(Data listing)
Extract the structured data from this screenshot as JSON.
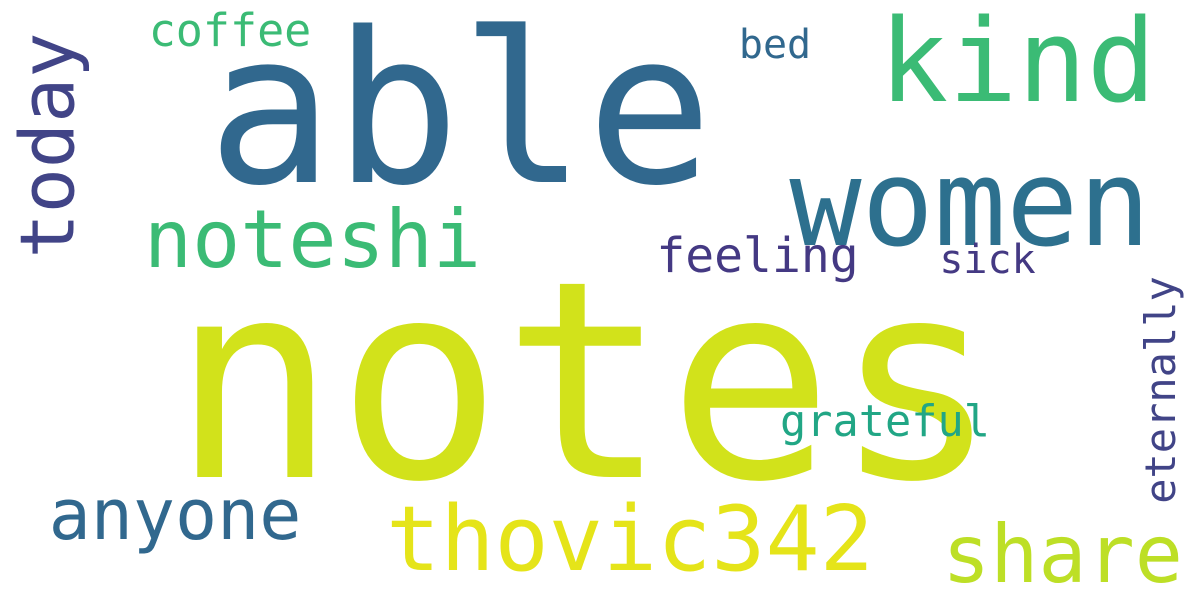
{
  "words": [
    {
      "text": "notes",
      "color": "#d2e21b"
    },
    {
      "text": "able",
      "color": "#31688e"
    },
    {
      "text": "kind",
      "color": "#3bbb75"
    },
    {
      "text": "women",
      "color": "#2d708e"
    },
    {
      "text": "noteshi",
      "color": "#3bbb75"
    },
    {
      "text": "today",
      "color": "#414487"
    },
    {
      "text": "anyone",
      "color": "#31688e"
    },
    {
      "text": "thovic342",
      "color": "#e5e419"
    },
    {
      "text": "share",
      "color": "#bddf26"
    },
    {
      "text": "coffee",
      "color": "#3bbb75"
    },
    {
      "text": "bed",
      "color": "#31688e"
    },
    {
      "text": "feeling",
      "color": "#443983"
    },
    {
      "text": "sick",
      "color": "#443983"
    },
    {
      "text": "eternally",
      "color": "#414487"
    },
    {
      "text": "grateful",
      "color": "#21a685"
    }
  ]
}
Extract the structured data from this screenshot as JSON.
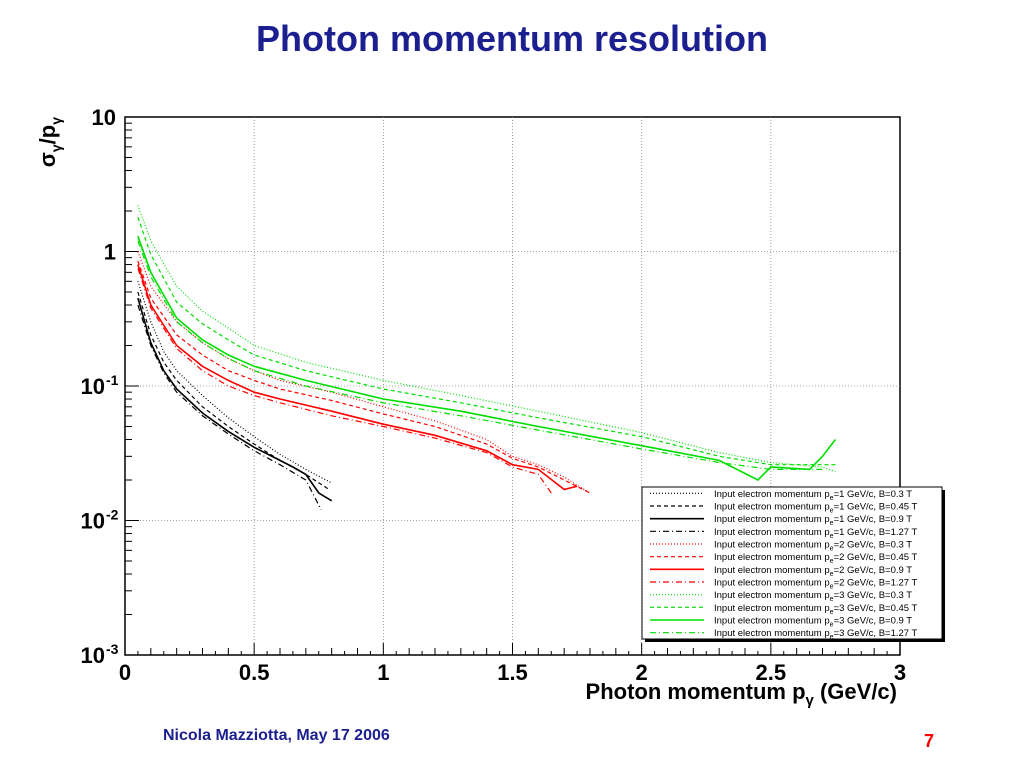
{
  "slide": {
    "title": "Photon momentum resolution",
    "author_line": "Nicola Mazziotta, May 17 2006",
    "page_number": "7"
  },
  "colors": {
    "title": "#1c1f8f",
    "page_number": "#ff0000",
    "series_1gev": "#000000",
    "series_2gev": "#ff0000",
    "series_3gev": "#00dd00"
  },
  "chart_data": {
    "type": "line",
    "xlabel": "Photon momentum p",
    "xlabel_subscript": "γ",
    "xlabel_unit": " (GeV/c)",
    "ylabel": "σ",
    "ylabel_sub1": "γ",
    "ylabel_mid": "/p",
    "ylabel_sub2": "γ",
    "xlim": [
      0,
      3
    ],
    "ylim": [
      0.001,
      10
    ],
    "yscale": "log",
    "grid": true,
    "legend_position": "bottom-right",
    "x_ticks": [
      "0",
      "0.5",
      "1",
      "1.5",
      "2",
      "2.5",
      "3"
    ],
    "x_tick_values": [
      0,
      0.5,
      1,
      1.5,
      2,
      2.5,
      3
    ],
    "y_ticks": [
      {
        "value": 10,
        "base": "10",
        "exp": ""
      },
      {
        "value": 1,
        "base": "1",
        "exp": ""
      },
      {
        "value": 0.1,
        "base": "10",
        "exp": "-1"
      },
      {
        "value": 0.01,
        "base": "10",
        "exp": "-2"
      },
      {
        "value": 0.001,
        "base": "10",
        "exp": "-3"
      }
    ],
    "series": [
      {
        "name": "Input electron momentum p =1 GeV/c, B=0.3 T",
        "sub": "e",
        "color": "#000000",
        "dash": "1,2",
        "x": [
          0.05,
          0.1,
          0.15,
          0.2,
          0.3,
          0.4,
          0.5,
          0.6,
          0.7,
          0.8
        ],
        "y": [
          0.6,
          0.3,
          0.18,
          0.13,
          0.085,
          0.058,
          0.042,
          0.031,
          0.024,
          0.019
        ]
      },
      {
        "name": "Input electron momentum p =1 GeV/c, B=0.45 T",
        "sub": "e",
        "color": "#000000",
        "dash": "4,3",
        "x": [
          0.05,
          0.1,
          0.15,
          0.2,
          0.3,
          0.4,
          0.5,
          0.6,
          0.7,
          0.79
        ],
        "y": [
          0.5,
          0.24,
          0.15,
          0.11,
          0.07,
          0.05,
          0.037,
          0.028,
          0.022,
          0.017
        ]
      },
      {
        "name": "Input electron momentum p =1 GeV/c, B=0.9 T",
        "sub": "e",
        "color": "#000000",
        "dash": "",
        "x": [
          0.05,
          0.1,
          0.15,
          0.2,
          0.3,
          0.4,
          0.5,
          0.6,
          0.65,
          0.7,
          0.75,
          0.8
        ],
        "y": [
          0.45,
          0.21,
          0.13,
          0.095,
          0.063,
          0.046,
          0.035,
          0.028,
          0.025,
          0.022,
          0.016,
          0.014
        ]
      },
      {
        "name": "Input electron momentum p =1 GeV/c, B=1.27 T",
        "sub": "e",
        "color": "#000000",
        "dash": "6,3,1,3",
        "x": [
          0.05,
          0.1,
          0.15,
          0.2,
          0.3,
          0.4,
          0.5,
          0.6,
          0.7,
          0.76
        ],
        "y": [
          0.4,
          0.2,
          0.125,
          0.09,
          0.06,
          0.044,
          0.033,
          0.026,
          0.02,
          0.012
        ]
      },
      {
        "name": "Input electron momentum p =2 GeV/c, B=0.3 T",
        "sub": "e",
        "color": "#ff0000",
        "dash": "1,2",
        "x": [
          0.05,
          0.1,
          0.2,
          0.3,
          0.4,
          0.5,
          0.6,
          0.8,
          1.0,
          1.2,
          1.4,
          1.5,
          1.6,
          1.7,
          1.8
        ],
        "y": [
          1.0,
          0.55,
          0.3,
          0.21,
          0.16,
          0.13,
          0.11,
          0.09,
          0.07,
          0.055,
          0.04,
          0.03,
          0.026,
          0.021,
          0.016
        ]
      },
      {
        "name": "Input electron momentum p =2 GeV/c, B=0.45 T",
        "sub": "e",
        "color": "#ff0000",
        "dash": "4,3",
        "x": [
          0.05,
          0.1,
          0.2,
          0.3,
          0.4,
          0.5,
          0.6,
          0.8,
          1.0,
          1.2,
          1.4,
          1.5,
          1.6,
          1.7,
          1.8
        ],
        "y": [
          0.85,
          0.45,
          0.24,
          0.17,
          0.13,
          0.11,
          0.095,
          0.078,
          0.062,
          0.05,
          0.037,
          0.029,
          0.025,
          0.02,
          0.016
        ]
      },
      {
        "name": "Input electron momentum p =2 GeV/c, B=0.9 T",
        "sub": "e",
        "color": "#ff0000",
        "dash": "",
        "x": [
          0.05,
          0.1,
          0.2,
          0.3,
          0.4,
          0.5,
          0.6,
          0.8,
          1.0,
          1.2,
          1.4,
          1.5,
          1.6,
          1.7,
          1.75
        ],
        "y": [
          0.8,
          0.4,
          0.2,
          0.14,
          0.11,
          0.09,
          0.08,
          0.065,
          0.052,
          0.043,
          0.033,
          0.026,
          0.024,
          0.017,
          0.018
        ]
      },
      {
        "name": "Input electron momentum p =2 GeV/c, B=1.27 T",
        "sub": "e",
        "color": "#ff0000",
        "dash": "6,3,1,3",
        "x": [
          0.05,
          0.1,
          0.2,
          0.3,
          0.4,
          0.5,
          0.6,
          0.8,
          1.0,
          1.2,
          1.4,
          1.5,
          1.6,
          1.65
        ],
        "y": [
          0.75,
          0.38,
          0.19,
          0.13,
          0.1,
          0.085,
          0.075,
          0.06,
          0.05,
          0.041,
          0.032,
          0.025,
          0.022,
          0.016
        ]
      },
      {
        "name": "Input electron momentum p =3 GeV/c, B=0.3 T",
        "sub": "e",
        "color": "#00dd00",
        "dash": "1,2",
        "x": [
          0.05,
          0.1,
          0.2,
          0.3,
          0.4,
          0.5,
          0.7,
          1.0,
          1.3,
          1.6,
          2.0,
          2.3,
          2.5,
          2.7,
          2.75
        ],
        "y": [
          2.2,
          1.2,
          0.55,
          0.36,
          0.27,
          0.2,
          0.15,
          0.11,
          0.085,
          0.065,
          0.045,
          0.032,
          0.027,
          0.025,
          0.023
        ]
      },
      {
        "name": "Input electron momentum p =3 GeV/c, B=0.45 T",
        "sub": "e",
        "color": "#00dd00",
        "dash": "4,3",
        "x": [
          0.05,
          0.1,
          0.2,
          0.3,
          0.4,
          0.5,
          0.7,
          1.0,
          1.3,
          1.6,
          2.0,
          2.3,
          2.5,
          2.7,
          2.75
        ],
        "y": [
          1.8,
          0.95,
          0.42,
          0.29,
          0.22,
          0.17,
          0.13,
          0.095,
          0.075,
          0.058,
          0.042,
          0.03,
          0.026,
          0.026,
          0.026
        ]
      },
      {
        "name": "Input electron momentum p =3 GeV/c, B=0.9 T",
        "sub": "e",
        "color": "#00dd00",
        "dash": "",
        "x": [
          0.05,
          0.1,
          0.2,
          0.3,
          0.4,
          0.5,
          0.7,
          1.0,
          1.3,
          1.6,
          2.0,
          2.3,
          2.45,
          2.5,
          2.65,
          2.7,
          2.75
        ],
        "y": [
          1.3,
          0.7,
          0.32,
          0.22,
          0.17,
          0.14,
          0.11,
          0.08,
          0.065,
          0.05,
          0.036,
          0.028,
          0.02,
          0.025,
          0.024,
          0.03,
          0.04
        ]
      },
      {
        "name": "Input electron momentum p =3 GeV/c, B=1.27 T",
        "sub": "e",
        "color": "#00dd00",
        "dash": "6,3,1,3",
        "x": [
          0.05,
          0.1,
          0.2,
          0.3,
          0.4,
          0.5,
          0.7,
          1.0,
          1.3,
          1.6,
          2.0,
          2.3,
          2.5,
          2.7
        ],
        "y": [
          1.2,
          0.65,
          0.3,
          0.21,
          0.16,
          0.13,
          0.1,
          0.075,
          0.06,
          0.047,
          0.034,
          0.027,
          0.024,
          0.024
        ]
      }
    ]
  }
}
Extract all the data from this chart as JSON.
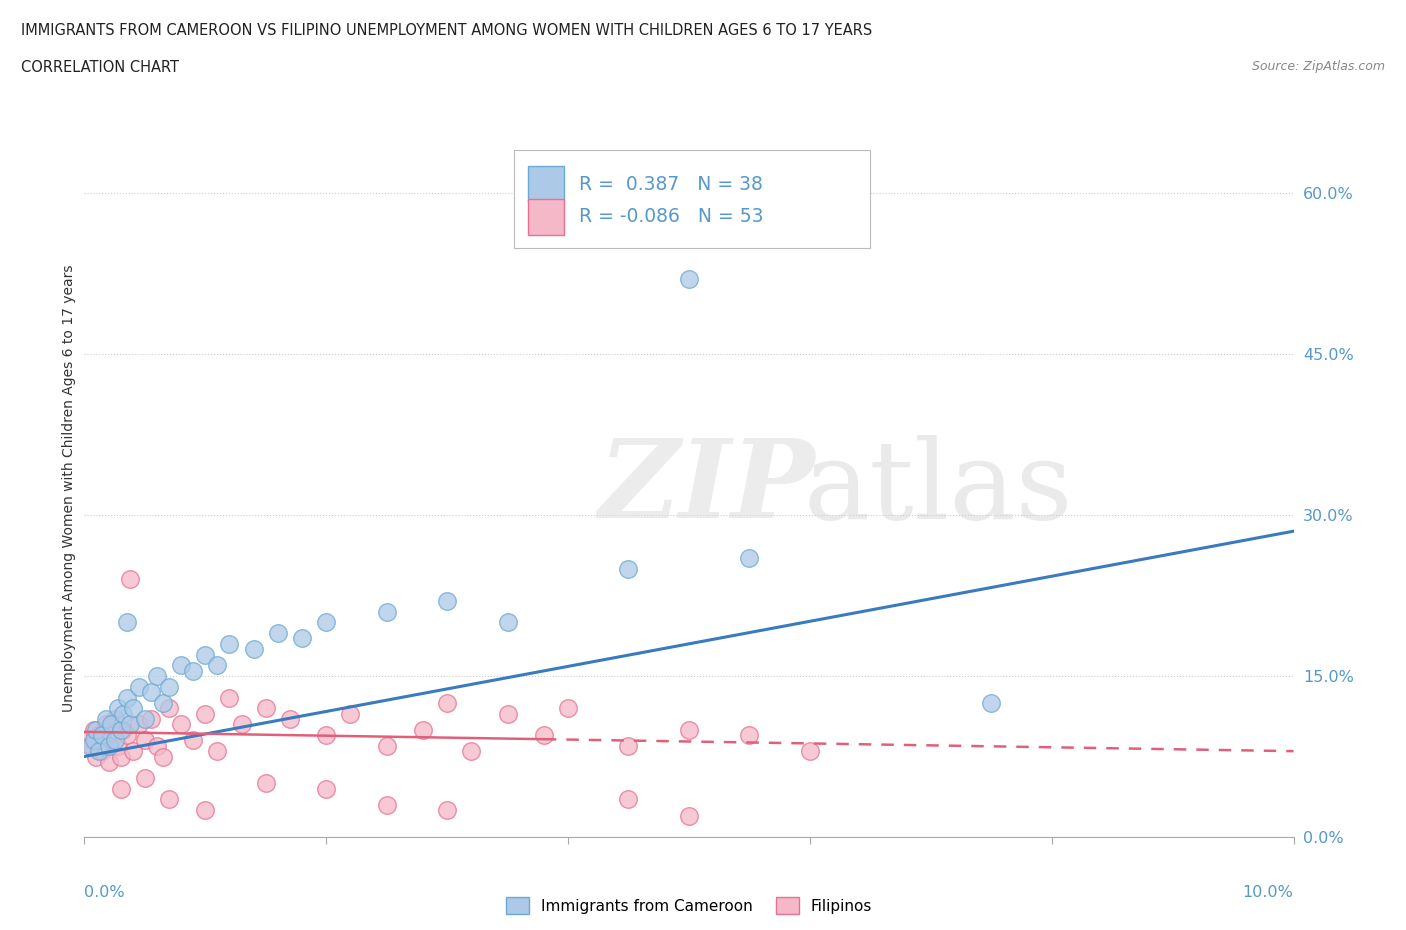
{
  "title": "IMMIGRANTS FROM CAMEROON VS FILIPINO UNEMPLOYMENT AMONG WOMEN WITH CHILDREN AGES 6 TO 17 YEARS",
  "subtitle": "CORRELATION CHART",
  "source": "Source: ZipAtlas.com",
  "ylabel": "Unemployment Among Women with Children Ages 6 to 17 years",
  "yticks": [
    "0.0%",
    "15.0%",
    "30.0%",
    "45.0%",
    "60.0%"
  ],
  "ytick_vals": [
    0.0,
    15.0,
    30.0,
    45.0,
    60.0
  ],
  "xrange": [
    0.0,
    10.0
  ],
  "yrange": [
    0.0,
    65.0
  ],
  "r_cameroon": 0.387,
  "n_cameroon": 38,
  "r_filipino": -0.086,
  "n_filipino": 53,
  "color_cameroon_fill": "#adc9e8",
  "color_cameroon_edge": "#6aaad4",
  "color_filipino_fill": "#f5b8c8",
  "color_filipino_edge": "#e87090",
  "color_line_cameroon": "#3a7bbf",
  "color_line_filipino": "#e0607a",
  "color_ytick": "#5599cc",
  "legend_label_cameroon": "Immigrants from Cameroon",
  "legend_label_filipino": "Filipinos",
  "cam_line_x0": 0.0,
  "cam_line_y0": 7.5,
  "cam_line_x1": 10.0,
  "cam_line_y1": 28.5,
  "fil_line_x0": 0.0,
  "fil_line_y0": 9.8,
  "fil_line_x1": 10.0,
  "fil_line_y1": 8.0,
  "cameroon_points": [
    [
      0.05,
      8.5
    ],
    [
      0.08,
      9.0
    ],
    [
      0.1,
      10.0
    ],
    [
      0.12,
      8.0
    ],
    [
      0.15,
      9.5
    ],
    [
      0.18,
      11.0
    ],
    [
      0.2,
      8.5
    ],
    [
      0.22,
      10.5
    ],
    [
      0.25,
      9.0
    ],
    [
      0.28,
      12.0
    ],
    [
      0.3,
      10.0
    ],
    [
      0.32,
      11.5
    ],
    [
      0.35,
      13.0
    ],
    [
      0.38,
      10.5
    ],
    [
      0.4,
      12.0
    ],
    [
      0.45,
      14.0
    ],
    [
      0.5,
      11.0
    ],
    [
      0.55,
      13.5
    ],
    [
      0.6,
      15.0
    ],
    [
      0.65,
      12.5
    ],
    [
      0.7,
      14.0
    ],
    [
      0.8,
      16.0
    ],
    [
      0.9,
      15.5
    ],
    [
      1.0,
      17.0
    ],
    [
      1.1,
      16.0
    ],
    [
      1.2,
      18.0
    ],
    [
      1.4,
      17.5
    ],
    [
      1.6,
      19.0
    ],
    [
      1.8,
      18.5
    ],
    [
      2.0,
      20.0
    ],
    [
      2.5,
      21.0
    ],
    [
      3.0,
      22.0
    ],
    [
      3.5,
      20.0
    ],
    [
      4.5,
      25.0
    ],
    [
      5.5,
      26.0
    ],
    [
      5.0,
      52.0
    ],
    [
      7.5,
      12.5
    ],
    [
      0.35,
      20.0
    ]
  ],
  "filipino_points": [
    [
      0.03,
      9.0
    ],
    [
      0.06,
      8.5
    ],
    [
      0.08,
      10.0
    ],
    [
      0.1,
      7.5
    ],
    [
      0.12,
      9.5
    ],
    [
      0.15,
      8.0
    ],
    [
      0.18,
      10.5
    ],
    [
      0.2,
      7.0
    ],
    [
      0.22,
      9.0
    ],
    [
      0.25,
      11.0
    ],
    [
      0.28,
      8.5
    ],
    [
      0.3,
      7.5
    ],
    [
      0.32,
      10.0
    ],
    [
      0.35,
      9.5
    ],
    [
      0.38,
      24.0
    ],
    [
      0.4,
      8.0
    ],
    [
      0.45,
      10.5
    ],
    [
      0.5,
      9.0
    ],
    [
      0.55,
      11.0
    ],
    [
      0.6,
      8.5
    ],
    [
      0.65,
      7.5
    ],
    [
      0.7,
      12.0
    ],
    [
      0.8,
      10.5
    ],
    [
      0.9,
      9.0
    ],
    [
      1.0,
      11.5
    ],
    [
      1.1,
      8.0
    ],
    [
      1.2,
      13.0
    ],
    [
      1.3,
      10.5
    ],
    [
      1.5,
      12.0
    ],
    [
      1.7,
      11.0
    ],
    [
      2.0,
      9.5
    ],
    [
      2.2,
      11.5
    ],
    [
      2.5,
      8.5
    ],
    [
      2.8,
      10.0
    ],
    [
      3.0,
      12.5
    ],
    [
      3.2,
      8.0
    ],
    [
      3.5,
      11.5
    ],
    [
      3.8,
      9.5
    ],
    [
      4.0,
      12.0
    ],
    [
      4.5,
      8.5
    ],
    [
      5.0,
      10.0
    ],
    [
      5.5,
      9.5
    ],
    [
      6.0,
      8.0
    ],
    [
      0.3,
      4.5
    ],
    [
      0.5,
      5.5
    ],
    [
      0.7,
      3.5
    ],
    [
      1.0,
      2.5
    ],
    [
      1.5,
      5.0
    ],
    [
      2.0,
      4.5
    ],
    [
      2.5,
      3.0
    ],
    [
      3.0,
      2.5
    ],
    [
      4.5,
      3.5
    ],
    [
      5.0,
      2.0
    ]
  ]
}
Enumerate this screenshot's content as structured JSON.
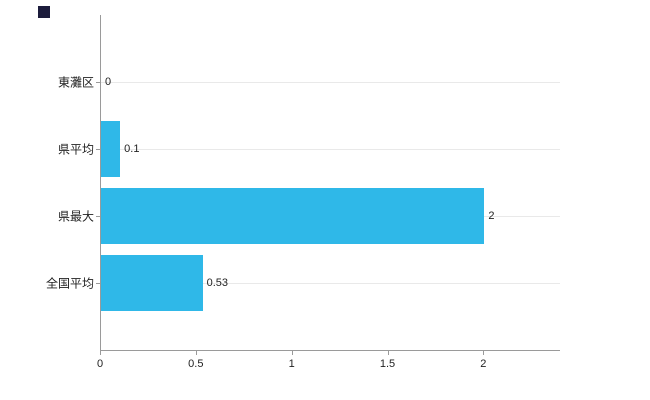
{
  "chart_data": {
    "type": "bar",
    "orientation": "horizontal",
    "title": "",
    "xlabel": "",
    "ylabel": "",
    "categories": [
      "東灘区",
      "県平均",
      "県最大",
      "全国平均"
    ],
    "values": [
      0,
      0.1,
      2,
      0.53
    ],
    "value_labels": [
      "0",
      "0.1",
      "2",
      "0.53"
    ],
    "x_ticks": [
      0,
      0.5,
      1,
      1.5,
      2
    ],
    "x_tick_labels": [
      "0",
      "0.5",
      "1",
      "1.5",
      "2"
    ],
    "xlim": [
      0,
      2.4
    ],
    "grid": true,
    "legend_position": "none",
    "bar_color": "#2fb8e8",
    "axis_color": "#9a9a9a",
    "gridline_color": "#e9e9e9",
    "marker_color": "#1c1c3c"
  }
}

→ REQUEST:
List the lines of the entries that include "Photon".

→ TASK SOLUTION:
    "title": "Photon momentum resolution",
    "xlabel": "Photon momentum p",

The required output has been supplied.